>> begin Data for this exercise
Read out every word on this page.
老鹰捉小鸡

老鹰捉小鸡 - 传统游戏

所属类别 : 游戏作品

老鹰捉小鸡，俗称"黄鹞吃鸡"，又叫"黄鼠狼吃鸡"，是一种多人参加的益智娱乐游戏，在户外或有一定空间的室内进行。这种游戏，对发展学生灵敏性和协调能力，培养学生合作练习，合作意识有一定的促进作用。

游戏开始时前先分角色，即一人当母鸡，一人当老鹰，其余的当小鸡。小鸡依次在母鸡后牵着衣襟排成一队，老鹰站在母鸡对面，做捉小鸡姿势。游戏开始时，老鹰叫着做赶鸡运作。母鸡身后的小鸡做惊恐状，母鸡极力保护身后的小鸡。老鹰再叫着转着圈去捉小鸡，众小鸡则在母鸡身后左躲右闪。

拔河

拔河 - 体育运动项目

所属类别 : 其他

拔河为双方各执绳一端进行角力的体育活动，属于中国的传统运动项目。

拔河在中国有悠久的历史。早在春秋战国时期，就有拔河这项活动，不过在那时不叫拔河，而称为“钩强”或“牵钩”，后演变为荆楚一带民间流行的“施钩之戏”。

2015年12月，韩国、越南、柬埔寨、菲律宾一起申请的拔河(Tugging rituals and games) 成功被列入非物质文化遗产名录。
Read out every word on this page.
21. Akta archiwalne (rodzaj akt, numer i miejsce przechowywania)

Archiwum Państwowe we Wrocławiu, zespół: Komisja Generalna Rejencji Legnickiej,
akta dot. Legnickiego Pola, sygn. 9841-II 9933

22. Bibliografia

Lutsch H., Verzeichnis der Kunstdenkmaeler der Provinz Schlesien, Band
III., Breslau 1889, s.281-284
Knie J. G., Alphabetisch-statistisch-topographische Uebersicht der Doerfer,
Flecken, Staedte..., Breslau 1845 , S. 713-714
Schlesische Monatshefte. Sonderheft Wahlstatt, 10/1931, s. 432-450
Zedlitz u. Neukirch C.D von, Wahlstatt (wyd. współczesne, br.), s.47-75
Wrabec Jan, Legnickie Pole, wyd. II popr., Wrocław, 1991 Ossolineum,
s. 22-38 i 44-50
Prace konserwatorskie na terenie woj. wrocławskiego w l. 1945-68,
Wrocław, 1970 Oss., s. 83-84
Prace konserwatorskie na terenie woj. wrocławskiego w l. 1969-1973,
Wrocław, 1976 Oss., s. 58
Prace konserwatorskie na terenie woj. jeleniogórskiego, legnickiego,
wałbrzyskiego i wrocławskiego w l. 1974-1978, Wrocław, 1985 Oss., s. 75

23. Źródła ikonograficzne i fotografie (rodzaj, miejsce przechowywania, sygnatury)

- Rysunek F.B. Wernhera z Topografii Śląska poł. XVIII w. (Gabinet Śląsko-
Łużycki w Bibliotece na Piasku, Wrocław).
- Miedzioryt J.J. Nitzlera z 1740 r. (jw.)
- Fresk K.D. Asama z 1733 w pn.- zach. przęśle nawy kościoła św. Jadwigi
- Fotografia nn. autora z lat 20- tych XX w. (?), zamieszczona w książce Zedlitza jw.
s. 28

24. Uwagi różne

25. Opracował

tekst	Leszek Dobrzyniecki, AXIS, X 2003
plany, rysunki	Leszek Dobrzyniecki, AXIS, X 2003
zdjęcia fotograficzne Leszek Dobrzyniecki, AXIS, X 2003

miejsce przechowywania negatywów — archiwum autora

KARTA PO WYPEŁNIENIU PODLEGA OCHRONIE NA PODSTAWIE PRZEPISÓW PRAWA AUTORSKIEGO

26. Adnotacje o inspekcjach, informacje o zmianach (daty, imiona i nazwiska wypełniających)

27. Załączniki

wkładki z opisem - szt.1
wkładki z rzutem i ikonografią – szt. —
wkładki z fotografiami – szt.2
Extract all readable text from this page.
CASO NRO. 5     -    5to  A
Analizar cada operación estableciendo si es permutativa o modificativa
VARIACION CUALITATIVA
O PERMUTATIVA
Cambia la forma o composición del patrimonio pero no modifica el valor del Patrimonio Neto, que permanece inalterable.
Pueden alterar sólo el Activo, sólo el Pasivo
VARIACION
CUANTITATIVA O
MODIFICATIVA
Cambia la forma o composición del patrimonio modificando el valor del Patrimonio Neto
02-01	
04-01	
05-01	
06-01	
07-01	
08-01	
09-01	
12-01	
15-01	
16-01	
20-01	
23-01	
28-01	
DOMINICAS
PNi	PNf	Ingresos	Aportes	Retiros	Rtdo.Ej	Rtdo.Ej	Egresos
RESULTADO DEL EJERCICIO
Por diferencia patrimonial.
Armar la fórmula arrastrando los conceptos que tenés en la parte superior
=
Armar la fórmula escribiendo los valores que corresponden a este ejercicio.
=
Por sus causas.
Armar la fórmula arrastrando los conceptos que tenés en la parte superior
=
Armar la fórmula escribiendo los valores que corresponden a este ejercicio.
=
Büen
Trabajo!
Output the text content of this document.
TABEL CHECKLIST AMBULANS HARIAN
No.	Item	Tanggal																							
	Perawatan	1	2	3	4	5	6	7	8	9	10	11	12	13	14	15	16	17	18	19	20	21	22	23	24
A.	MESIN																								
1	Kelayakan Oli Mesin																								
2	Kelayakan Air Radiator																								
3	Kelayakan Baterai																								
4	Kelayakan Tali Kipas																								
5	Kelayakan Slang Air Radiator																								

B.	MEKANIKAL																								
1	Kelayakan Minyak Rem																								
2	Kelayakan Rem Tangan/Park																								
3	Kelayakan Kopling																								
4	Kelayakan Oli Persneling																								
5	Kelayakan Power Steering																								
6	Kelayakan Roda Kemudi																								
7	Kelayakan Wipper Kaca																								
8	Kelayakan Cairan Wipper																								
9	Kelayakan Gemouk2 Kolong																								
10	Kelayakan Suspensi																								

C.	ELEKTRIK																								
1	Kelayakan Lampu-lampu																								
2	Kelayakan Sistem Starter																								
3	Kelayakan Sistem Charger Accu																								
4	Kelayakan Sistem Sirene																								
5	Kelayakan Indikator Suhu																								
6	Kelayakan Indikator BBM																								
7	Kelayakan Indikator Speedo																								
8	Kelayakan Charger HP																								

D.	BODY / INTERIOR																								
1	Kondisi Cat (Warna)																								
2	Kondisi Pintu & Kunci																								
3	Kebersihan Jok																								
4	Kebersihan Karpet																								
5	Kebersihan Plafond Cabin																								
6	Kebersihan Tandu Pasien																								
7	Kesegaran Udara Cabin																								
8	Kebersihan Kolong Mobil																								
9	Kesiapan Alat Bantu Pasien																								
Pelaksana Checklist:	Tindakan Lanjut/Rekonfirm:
>> end Data for this exercise
Job.
Check each line of the records for the word "Pasien" and extract those that contain it.

Written solution.
6	Kebersihan Tandu Pasien																								
9	Kesiapan Alat Bantu Pasien																								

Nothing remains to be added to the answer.